▶ **PASSAGE PROVIDED**:

▬▬▬▬▬▬▬▬▬▬

Court of Appeals of Texas, Fifth District, Dallas
Jun 30, 2023
No. 05-22-00249-CR (Tex. App. Jun. 30, 2023)

Opinion

05-22-00249-CR

06-30-2023

AARON LEDELL CELESTINE, Appellant v. THE STATE OF TEXAS, Appellee


Do Not Publish TEX. R. APP. P. 47.2(B)

On Appeal from the Criminal District Court No. 2 Dallas County, Texas Trial Court Cause No. F22-00005-I

Before Justices Molberg, Carlyle, and Smith

MEMORANDUM OPINION

CORY L. CARLYLE, JUSTICE

Aaron Celestine challenges the sufficiency of the evidence to convict him of manslaughter. We affirm in this memorandum opinion. See TEX. R. APP. P. 47.4.

To determine whether evidence was sufficient to support conviction, we consider all evidence in the light most favorable to the verdict in deciding whether a jury could rationally find the State proved the elements beyond a reasonable doubt. See Jackson v Virginia, 443 U.S. 307, 318-19 (1979). We must defer to the determinations the jury as fact-finder makes, including the weight and credibility to give witness testimony. Id. at 319.

▬▬▬▬▬▬▬▬▬▬

▶ **GIVEN PROBLEM**:
Write out the court opinion word for word between "On Appeal from" and "APP. P. 47.4.", inclusive. The material that comes next has no connection to the court opinion.

▶ **MATERIAL PROVIDED**:
▬▬▬▬▬▬▬▬▬▬

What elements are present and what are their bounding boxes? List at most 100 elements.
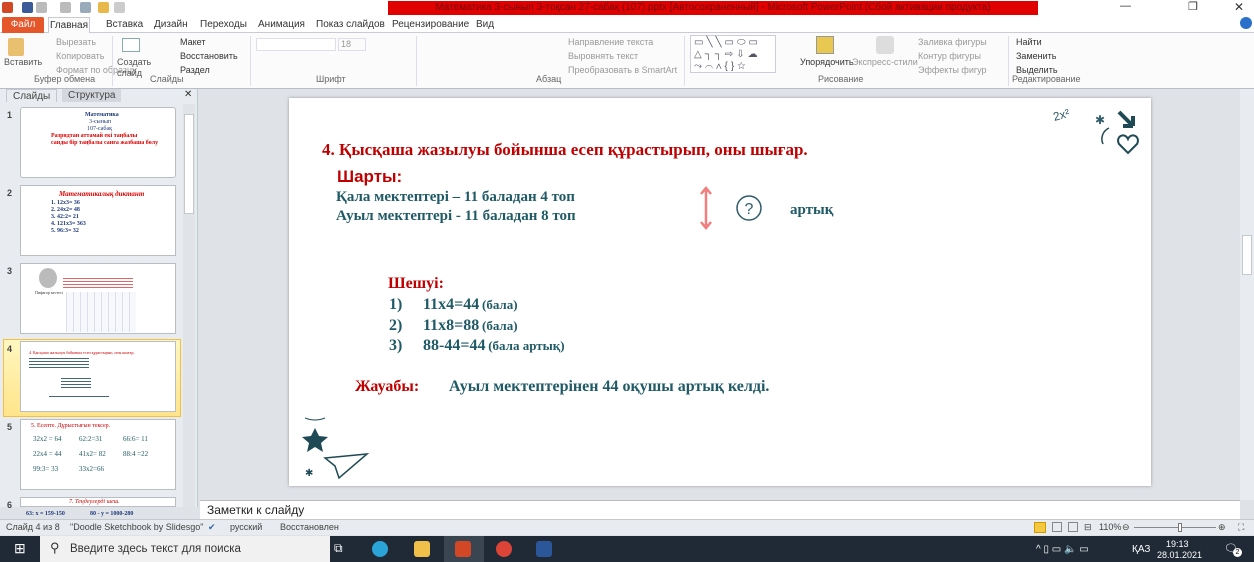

▬▬▬▬▬▬▬▬▬▬

▶ **SOLUTION TO THE PROBLEM**:
On Appeal from the Criminal District Court No. 2 Dallas County, Texas Trial Court Cause No. F22-00005-I

Before Justices Molberg, Carlyle, and Smith

MEMORANDUM OPINION

CORY L. CARLYLE, JUSTICE

Aaron Celestine challenges the sufficiency of the evidence to convict him of manslaughter. We affirm in this memorandum opinion. See TEX. R. APP. P. 47.4.